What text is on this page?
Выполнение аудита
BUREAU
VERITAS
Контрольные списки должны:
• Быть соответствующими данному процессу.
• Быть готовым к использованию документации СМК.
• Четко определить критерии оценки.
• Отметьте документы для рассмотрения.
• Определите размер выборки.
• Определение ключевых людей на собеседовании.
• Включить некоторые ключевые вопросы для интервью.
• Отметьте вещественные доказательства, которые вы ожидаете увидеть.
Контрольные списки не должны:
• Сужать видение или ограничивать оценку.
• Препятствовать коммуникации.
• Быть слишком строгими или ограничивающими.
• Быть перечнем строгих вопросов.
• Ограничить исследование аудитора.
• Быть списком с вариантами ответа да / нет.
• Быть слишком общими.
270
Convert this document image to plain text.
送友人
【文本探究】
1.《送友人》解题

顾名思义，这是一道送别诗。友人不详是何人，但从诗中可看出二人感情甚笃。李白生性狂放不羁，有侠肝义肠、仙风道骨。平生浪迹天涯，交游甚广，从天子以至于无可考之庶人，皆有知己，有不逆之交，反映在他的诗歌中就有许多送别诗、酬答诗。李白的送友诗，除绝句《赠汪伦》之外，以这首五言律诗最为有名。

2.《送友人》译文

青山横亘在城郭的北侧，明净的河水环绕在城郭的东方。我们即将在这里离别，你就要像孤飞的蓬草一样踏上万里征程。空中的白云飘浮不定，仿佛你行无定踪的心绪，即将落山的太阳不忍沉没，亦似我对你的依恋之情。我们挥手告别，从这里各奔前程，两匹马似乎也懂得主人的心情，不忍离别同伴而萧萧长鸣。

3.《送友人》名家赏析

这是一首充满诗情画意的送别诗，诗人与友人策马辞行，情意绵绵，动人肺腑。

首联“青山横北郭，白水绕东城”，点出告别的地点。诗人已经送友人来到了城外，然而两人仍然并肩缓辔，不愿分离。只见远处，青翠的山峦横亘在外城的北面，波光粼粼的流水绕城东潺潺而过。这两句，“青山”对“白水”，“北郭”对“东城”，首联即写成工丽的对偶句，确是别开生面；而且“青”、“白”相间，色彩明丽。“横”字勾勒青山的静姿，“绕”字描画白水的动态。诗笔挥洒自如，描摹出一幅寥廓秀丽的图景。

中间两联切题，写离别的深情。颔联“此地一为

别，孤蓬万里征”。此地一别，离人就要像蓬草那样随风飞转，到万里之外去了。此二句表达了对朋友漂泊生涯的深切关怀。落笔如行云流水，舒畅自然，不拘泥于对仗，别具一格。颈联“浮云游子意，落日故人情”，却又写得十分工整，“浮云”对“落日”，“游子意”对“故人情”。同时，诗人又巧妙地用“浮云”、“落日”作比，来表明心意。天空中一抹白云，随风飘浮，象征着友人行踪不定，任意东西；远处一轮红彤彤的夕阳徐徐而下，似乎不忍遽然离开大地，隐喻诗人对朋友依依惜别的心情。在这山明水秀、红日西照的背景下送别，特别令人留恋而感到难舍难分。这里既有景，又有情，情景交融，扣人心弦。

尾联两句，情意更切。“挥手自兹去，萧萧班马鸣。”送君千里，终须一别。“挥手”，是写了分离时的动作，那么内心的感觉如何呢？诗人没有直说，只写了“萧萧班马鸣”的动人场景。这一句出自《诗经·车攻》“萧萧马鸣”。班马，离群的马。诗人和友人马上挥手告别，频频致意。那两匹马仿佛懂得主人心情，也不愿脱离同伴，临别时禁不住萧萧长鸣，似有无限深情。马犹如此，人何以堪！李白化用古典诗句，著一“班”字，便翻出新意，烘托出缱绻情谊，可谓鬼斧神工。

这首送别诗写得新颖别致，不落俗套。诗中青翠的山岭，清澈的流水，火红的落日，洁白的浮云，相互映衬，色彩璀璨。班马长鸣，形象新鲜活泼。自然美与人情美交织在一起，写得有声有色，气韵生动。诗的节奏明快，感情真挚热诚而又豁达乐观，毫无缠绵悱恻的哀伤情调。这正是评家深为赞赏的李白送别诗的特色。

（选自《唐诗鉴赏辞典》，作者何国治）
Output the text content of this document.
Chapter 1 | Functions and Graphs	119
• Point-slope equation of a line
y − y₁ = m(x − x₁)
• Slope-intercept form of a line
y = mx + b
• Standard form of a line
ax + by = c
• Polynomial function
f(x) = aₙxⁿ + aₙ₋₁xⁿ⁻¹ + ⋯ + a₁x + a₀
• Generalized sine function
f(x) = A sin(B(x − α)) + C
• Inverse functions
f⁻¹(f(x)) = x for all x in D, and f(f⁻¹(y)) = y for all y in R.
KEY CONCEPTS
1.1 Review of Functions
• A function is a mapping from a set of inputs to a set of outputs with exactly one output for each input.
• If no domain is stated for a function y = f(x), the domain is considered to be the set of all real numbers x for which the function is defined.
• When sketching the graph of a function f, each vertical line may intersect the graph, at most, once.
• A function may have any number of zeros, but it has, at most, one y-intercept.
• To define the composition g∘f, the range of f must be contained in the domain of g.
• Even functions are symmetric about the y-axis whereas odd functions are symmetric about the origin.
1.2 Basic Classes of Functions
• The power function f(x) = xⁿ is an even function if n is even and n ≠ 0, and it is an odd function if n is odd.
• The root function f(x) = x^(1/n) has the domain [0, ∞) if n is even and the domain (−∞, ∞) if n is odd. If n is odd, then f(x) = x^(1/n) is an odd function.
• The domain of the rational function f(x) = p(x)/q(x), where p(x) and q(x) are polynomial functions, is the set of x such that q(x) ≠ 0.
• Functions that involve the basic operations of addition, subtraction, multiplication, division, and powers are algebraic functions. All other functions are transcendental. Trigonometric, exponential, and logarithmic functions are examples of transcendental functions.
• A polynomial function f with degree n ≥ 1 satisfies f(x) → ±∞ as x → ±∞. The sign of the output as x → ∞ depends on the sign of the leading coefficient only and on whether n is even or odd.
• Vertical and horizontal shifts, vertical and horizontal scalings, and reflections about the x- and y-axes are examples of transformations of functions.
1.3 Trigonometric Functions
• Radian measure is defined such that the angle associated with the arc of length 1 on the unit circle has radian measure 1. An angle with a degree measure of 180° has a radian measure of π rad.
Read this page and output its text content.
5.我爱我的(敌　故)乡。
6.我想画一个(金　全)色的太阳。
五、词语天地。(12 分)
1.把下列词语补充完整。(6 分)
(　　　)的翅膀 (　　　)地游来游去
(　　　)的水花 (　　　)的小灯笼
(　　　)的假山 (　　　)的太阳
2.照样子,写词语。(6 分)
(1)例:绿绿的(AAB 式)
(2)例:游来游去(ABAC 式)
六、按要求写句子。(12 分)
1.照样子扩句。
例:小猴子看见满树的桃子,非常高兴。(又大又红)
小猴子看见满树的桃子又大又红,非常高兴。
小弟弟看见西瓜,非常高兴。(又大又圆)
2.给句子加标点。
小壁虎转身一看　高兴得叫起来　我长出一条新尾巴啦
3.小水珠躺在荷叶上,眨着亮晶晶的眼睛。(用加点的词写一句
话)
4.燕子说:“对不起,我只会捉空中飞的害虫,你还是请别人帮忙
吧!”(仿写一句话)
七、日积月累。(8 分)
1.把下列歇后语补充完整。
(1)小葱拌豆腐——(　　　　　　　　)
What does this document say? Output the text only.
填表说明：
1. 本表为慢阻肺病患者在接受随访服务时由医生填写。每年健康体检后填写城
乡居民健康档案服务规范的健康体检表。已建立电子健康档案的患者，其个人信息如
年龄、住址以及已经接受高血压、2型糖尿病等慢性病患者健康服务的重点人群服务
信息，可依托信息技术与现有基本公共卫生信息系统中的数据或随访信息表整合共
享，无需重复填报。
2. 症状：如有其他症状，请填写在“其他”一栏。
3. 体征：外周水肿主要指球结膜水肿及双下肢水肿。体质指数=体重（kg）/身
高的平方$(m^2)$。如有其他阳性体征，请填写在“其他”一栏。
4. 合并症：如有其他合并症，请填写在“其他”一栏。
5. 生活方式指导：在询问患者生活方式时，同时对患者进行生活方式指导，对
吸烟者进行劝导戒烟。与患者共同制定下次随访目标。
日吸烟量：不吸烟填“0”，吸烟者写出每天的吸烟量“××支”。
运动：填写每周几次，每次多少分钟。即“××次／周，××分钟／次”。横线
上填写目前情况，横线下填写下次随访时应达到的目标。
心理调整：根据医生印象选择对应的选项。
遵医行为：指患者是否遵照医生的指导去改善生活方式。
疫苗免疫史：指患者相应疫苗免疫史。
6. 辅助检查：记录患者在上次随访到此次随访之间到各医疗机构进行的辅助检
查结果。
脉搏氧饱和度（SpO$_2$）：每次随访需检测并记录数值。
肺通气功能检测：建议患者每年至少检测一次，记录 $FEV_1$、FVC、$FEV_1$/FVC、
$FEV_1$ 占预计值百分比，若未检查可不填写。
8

------------------------

Problem to solve
Write out, word for word, the line containing "What does this" and every line after it to the end of the data above.

The answer
What does this document say? Output the text only.
填表说明：
1. 本表为慢阻肺病患者在接受随访服务时由医生填写。每年健康体检后填写城
乡居民健康档案服务规范的健康体检表。已建立电子健康档案的患者，其个人信息如
年龄、住址以及已经接受高血压、2型糖尿病等慢性病患者健康服务的重点人群服务
信息，可依托信息技术与现有基本公共卫生信息系统中的数据或随访信息表整合共
享，无需重复填报。
2. 症状：如有其他症状，请填写在“其他”一栏。
3. 体征：外周水肿主要指球结膜水肿及双下肢水肿。体质指数=体重（kg）/身
高的平方$(m^2)$。如有其他阳性体征，请填写在“其他”一栏。
4. 合并症：如有其他合并症，请填写在“其他”一栏。
5. 生活方式指导：在询问患者生活方式时，同时对患者进行生活方式指导，对
吸烟者进行劝导戒烟。与患者共同制定下次随访目标。
日吸烟量：不吸烟填“0”，吸烟者写出每天的吸烟量“××支”。
运动：填写每周几次，每次多少分钟。即“××次／周，××分钟／次”。横线
上填写目前情况，横线下填写下次随访时应达到的目标。
心理调整：根据医生印象选择对应的选项。
遵医行为：指患者是否遵照医生的指导去改善生活方式。
疫苗免疫史：指患者相应疫苗免疫史。
6. 辅助检查：记录患者在上次随访到此次随访之间到各医疗机构进行的辅助检
查结果。
脉搏氧饱和度（SpO$_2$）：每次随访需检测并记录数值。
肺通气功能检测：建议患者每年至少检测一次，记录 $FEV_1$、FVC、$FEV_1$/FVC、
$FEV_1$ 占预计值百分比，若未检查可不填写。
8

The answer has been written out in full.